What you are asked to do: In the entries below, how many lines hold the string "klasycznej"? Give only the number.

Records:
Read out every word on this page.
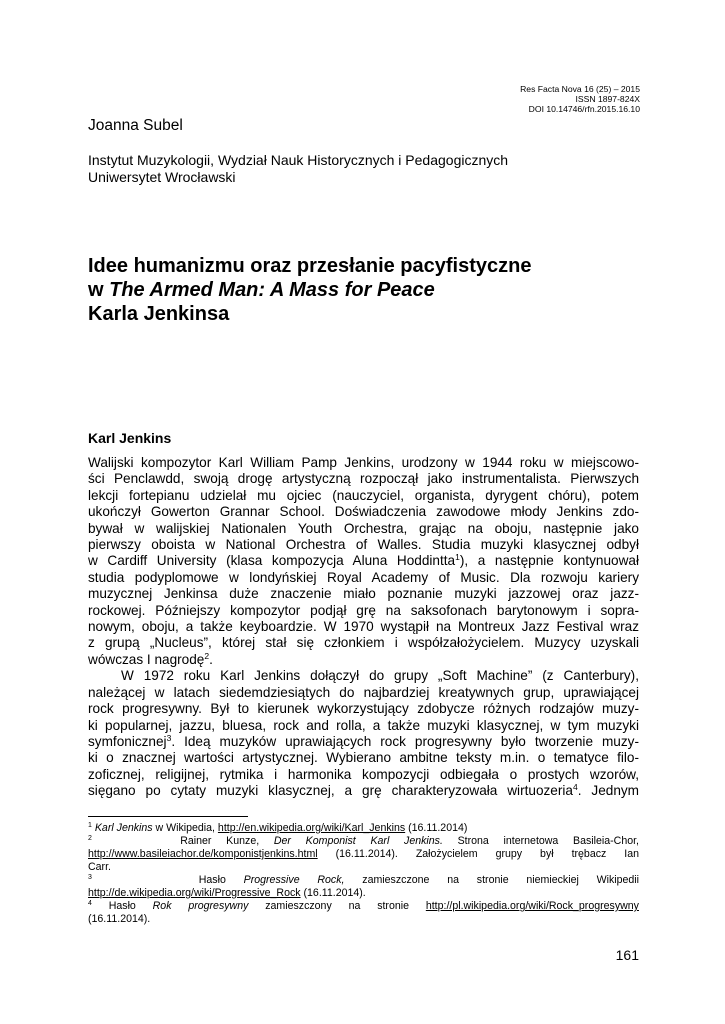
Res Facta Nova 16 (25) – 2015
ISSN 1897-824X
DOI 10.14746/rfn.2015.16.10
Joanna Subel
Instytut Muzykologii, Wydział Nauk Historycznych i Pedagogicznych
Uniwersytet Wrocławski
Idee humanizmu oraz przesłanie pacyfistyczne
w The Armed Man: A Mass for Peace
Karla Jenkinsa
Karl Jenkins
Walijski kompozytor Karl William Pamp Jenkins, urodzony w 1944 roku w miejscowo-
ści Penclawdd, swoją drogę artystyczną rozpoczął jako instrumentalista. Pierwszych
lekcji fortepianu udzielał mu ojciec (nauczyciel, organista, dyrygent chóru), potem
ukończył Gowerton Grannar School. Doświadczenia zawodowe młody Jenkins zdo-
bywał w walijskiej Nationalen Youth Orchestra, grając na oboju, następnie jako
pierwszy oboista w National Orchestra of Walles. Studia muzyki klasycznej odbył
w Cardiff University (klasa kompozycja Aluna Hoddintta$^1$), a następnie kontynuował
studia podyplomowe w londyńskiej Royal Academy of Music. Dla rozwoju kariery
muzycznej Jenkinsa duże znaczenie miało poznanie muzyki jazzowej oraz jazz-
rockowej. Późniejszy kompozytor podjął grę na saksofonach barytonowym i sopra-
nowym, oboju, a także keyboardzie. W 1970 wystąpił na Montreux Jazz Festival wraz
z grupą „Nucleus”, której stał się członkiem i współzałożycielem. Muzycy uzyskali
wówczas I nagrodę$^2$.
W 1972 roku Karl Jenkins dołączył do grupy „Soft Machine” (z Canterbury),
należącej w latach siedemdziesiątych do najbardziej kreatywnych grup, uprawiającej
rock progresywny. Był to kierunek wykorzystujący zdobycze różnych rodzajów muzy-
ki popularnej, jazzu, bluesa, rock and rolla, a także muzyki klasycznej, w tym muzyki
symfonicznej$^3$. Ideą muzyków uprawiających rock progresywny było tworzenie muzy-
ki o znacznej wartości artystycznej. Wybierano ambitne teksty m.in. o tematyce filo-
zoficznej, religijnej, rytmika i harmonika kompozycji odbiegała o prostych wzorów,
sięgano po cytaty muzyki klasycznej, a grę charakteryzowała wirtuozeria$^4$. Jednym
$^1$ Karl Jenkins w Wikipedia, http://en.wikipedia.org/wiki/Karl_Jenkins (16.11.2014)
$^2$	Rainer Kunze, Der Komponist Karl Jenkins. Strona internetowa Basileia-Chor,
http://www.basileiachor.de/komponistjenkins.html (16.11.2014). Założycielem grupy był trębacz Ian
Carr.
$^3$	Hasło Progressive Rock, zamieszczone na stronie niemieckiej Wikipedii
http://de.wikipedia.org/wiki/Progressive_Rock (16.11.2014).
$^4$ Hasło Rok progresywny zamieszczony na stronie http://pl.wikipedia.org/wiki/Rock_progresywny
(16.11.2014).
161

Result of the task: 3